▶ Required work: Return all the data, word for word.

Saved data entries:
-- START --
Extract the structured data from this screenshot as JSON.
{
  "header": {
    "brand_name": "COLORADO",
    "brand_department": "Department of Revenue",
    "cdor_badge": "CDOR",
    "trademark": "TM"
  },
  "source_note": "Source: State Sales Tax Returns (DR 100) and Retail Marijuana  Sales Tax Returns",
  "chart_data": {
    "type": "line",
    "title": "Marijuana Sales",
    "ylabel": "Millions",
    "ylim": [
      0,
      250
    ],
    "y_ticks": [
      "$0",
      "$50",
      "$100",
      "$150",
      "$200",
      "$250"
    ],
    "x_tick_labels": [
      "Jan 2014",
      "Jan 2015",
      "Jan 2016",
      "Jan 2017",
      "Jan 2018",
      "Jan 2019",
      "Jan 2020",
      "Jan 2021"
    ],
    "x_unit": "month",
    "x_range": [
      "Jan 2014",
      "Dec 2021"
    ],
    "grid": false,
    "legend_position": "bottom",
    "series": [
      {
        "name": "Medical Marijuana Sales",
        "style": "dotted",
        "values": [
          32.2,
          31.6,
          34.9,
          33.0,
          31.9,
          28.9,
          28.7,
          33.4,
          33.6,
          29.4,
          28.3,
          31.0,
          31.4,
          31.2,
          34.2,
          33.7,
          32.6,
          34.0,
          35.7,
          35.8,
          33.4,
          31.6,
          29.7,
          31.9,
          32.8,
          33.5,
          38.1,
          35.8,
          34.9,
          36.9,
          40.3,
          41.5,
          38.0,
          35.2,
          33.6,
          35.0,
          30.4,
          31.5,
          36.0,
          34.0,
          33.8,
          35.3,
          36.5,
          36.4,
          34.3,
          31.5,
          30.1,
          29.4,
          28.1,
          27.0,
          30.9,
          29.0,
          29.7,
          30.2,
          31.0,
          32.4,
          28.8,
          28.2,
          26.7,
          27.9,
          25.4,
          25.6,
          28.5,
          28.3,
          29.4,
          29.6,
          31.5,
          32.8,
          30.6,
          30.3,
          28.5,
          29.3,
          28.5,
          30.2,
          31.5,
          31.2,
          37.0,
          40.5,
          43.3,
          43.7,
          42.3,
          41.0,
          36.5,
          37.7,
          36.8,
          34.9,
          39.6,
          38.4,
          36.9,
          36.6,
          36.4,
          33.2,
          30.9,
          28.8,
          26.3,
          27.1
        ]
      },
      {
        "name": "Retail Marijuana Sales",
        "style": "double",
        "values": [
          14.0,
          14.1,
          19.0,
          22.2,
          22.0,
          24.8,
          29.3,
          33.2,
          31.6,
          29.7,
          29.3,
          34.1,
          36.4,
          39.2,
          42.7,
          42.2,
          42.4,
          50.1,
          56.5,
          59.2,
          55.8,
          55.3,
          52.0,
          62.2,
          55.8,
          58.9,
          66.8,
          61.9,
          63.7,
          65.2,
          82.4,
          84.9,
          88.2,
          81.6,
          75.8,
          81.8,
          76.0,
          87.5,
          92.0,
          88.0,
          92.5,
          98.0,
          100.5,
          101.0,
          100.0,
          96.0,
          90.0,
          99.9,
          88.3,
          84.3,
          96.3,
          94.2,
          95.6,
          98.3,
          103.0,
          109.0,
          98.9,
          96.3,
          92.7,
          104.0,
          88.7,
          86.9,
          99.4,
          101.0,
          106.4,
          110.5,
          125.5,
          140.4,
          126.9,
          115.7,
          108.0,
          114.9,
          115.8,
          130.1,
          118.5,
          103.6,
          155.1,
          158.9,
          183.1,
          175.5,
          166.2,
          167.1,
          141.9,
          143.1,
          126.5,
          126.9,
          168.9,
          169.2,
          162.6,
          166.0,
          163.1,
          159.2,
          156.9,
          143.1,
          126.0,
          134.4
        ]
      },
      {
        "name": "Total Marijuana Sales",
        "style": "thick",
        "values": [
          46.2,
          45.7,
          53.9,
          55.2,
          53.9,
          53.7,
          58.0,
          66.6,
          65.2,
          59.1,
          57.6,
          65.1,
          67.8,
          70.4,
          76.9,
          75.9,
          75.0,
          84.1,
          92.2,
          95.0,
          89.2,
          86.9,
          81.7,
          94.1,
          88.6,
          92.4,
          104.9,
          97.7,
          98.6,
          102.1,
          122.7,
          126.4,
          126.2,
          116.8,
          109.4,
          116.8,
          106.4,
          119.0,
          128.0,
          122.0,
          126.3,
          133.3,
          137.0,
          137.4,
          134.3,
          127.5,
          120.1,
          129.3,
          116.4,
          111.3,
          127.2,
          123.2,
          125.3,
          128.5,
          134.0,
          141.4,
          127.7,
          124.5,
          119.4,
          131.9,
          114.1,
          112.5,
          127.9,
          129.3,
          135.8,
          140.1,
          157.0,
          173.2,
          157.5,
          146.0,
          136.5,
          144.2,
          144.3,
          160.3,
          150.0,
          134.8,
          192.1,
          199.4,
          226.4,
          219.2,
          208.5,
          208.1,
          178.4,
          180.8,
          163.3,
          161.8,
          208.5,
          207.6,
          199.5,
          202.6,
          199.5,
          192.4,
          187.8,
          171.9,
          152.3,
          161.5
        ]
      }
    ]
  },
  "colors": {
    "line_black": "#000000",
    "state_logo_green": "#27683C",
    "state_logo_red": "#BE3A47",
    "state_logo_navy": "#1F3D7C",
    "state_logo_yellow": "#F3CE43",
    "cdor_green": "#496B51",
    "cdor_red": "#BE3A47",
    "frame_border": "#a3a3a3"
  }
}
-- END --
▶ Completed exercise:
Extract the structured data from this screenshot as JSON.
{
  "header": {
    "brand_name": "COLORADO",
    "brand_department": "Department of Revenue",
    "cdor_badge": "CDOR",
    "trademark": "TM"
  },
  "source_note": "Source: State Sales Tax Returns (DR 100) and Retail Marijuana  Sales Tax Returns",
  "chart_data": {
    "type": "line",
    "title": "Marijuana Sales",
    "ylabel": "Millions",
    "ylim": [
      0,
      250
    ],
    "y_ticks": [
      "$0",
      "$50",
      "$100",
      "$150",
      "$200",
      "$250"
    ],
    "x_tick_labels": [
      "Jan 2014",
      "Jan 2015",
      "Jan 2016",
      "Jan 2017",
      "Jan 2018",
      "Jan 2019",
      "Jan 2020",
      "Jan 2021"
    ],
    "x_unit": "month",
    "x_range": [
      "Jan 2014",
      "Dec 2021"
    ],
    "grid": false,
    "legend_position": "bottom",
    "series": [
      {
        "name": "Medical Marijuana Sales",
        "style": "dotted",
        "values": [
          32.2,
          31.6,
          34.9,
          33.0,
          31.9,
          28.9,
          28.7,
          33.4,
          33.6,
          29.4,
          28.3,
          31.0,
          31.4,
          31.2,
          34.2,
          33.7,
          32.6,
          34.0,
          35.7,
          35.8,
          33.4,
          31.6,
          29.7,
          31.9,
          32.8,
          33.5,
          38.1,
          35.8,
          34.9,
          36.9,
          40.3,
          41.5,
          38.0,
          35.2,
          33.6,
          35.0,
          30.4,
          31.5,
          36.0,
          34.0,
          33.8,
          35.3,
          36.5,
          36.4,
          34.3,
          31.5,
          30.1,
          29.4,
          28.1,
          27.0,
          30.9,
          29.0,
          29.7,
          30.2,
          31.0,
          32.4,
          28.8,
          28.2,
          26.7,
          27.9,
          25.4,
          25.6,
          28.5,
          28.3,
          29.4,
          29.6,
          31.5,
          32.8,
          30.6,
          30.3,
          28.5,
          29.3,
          28.5,
          30.2,
          31.5,
          31.2,
          37.0,
          40.5,
          43.3,
          43.7,
          42.3,
          41.0,
          36.5,
          37.7,
          36.8,
          34.9,
          39.6,
          38.4,
          36.9,
          36.6,
          36.4,
          33.2,
          30.9,
          28.8,
          26.3,
          27.1
        ]
      },
      {
        "name": "Retail Marijuana Sales",
        "style": "double",
        "values": [
          14.0,
          14.1,
          19.0,
          22.2,
          22.0,
          24.8,
          29.3,
          33.2,
          31.6,
          29.7,
          29.3,
          34.1,
          36.4,
          39.2,
          42.7,
          42.2,
          42.4,
          50.1,
          56.5,
          59.2,
          55.8,
          55.3,
          52.0,
          62.2,
          55.8,
          58.9,
          66.8,
          61.9,
          63.7,
          65.2,
          82.4,
          84.9,
          88.2,
          81.6,
          75.8,
          81.8,
          76.0,
          87.5,
          92.0,
          88.0,
          92.5,
          98.0,
          100.5,
          101.0,
          100.0,
          96.0,
          90.0,
          99.9,
          88.3,
          84.3,
          96.3,
          94.2,
          95.6,
          98.3,
          103.0,
          109.0,
          98.9,
          96.3,
          92.7,
          104.0,
          88.7,
          86.9,
          99.4,
          101.0,
          106.4,
          110.5,
          125.5,
          140.4,
          126.9,
          115.7,
          108.0,
          114.9,
          115.8,
          130.1,
          118.5,
          103.6,
          155.1,
          158.9,
          183.1,
          175.5,
          166.2,
          167.1,
          141.9,
          143.1,
          126.5,
          126.9,
          168.9,
          169.2,
          162.6,
          166.0,
          163.1,
          159.2,
          156.9,
          143.1,
          126.0,
          134.4
        ]
      },
      {
        "name": "Total Marijuana Sales",
        "style": "thick",
        "values": [
          46.2,
          45.7,
          53.9,
          55.2,
          53.9,
          53.7,
          58.0,
          66.6,
          65.2,
          59.1,
          57.6,
          65.1,
          67.8,
          70.4,
          76.9,
          75.9,
          75.0,
          84.1,
          92.2,
          95.0,
          89.2,
          86.9,
          81.7,
          94.1,
          88.6,
          92.4,
          104.9,
          97.7,
          98.6,
          102.1,
          122.7,
          126.4,
          126.2,
          116.8,
          109.4,
          116.8,
          106.4,
          119.0,
          128.0,
          122.0,
          126.3,
          133.3,
          137.0,
          137.4,
          134.3,
          127.5,
          120.1,
          129.3,
          116.4,
          111.3,
          127.2,
          123.2,
          125.3,
          128.5,
          134.0,
          141.4,
          127.7,
          124.5,
          119.4,
          131.9,
          114.1,
          112.5,
          127.9,
          129.3,
          135.8,
          140.1,
          157.0,
          173.2,
          157.5,
          146.0,
          136.5,
          144.2,
          144.3,
          160.3,
          150.0,
          134.8,
          192.1,
          199.4,
          226.4,
          219.2,
          208.5,
          208.1,
          178.4,
          180.8,
          163.3,
          161.8,
          208.5,
          207.6,
          199.5,
          202.6,
          199.5,
          192.4,
          187.8,
          171.9,
          152.3,
          161.5
        ]
      }
    ]
  },
  "colors": {
    "line_black": "#000000",
    "state_logo_green": "#27683C",
    "state_logo_red": "#BE3A47",
    "state_logo_navy": "#1F3D7C",
    "state_logo_yellow": "#F3CE43",
    "cdor_green": "#496B51",
    "cdor_red": "#BE3A47",
    "frame_border": "#a3a3a3"
  }
}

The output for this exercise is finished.